◆ DATA PROVIDED:
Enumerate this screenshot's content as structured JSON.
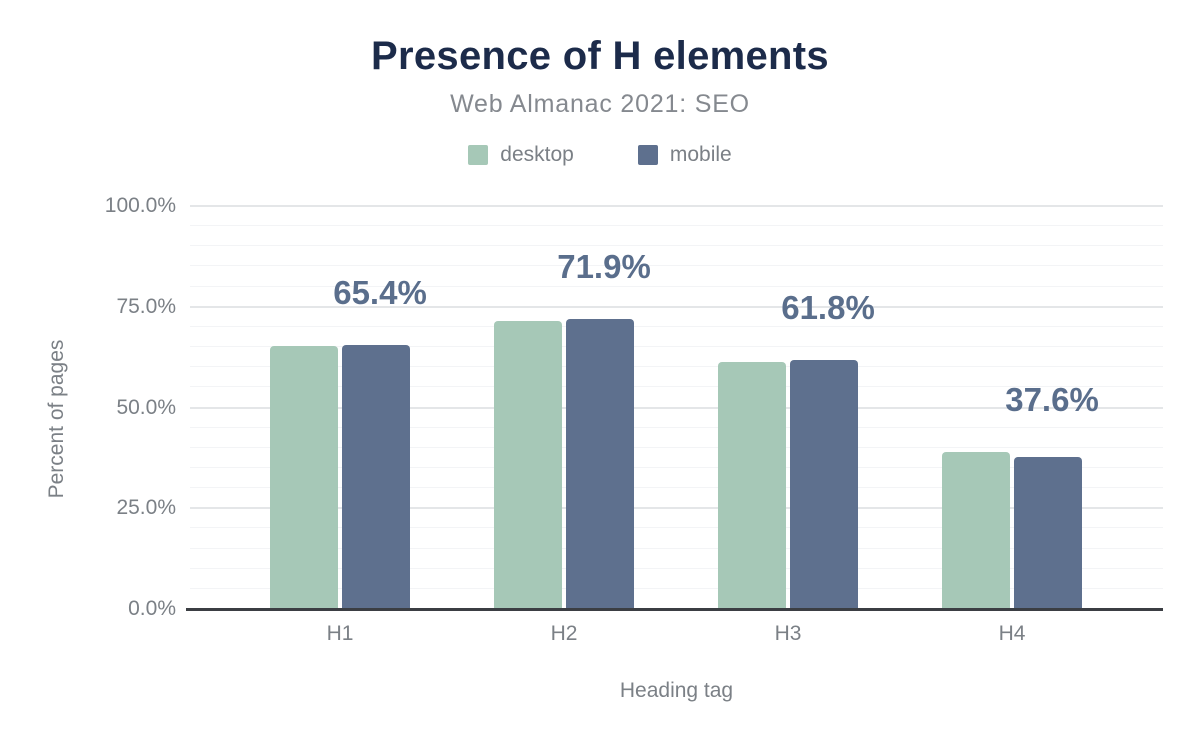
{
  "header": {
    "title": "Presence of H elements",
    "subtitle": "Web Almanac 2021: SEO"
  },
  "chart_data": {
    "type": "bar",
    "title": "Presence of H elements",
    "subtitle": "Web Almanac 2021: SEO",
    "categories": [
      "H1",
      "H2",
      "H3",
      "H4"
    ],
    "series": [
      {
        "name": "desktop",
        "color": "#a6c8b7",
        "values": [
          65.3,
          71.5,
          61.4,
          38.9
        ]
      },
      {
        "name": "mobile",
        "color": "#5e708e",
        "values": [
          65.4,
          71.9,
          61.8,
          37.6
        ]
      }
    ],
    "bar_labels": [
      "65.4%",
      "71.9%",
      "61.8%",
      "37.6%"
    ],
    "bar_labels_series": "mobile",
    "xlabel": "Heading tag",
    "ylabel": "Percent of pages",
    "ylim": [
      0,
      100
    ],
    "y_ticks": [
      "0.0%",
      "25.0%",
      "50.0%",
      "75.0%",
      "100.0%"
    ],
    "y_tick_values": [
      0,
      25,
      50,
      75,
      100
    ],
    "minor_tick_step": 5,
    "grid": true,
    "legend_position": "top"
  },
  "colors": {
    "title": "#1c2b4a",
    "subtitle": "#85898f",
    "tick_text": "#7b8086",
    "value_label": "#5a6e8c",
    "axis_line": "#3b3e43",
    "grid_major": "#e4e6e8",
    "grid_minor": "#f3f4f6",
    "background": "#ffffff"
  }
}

◆ DO THIS: Search the data for the string "subtitle" and copy each line where it appears.

◆ CORRECT OUTPUT:
    "subtitle": "Web Almanac 2021: SEO"
    "subtitle": "Web Almanac 2021: SEO",
    "subtitle": "#85898f",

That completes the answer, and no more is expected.